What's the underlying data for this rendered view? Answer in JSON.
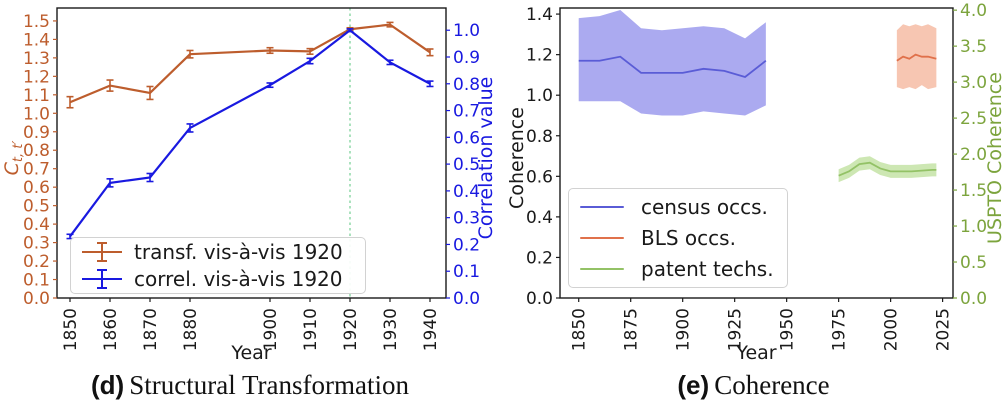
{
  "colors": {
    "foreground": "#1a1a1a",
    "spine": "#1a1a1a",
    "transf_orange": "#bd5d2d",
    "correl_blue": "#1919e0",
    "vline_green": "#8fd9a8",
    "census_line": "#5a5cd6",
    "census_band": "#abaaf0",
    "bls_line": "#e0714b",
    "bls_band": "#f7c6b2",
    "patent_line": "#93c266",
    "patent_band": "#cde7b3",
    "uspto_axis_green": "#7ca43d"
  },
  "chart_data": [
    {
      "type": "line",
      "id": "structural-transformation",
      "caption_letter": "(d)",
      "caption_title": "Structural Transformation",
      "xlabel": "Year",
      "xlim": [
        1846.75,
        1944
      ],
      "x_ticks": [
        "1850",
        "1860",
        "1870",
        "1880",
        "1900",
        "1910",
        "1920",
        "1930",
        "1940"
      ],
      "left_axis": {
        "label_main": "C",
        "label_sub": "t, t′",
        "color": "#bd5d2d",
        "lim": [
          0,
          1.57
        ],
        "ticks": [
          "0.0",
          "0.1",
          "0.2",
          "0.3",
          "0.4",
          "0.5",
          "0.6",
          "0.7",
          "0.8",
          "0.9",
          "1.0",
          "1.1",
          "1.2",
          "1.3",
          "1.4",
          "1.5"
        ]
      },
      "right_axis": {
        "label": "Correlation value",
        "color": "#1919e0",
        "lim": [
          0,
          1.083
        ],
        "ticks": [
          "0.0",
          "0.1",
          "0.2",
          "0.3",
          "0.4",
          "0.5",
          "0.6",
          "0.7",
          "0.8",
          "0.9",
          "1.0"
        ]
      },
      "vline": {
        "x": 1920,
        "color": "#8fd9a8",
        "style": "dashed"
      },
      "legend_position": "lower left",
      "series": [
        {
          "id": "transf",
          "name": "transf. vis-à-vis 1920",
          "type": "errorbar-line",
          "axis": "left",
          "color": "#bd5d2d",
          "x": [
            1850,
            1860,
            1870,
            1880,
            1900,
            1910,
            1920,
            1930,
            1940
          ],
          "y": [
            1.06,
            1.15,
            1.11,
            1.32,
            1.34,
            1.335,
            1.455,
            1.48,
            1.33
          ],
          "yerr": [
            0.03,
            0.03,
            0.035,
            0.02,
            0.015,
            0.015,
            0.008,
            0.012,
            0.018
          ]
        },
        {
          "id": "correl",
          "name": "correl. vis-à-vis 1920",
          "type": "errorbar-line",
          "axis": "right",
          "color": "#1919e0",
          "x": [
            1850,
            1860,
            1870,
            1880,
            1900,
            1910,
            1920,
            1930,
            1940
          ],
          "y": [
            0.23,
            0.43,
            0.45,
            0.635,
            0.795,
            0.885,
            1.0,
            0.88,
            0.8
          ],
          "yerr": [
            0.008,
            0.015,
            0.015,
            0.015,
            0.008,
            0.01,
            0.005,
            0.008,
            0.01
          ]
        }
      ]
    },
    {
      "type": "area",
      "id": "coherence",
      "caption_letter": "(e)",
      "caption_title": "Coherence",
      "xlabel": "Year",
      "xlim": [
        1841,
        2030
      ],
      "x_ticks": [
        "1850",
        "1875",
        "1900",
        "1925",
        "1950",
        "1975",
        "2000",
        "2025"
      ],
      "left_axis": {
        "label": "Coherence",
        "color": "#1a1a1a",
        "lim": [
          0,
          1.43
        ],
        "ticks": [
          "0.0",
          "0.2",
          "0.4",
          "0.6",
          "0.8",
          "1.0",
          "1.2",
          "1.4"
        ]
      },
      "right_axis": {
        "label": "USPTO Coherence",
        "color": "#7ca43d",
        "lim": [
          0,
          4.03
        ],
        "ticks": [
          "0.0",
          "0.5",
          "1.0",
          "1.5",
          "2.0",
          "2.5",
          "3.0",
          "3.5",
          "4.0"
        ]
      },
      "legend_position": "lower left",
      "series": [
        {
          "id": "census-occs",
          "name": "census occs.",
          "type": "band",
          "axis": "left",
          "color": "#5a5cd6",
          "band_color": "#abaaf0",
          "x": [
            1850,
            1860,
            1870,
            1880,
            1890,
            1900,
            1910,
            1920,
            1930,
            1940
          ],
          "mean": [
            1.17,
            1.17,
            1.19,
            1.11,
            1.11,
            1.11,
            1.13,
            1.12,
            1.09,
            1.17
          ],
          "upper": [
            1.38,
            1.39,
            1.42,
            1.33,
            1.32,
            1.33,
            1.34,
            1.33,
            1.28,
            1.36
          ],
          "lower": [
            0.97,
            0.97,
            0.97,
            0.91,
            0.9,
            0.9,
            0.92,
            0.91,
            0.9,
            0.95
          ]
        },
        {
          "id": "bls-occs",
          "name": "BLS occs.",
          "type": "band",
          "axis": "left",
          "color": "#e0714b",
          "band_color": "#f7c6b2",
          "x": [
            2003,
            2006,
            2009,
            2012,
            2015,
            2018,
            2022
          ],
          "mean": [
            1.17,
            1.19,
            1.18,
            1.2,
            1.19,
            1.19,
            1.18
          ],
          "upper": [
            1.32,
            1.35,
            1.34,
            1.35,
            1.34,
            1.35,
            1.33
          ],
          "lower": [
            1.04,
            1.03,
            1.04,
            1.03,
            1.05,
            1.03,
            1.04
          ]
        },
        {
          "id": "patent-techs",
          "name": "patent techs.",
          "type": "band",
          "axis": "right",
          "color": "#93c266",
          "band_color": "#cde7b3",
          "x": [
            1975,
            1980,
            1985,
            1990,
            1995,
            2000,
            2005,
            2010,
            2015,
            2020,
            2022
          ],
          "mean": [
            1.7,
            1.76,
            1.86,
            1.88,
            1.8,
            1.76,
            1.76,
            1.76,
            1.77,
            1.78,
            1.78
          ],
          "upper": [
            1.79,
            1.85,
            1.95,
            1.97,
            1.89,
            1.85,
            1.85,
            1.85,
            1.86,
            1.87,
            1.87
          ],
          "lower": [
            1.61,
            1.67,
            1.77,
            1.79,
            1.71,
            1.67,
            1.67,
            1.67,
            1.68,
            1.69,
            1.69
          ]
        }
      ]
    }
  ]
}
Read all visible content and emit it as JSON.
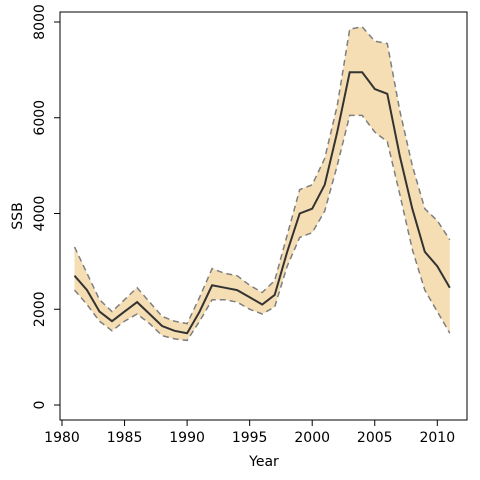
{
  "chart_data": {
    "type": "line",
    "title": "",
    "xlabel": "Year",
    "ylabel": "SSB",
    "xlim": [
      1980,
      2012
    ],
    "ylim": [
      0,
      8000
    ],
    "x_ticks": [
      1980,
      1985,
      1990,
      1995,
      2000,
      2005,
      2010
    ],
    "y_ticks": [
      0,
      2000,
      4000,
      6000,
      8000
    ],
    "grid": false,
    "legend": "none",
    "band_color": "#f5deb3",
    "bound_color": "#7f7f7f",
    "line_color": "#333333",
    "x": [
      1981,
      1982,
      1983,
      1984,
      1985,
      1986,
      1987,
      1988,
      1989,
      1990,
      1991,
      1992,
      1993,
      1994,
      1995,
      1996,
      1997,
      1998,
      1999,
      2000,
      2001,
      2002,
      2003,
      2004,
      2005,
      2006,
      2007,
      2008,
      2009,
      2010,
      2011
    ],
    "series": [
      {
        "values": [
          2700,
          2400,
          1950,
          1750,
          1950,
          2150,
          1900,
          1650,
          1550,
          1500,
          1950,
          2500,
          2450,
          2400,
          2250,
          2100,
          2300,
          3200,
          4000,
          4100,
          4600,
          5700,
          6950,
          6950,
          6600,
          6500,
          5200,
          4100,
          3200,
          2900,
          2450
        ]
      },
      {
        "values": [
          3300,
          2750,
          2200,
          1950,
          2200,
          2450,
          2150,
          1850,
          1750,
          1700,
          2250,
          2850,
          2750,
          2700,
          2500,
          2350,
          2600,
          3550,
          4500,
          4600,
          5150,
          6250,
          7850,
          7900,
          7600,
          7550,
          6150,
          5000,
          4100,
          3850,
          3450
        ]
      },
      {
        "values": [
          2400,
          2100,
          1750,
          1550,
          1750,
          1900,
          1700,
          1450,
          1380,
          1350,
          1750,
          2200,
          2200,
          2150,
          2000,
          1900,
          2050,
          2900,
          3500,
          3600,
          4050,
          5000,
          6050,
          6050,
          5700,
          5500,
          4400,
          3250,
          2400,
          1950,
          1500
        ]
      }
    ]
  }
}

DO THIS | Each line in the data that holds the string "name" should be found and copied.

WRITTEN RESPONSE |
          "name": "transf. vis-à-vis 1920",
          "name": "correl. vis-à-vis 1920",
          "name": "census occs.",
          "name": "BLS occs.",
          "name": "patent techs.",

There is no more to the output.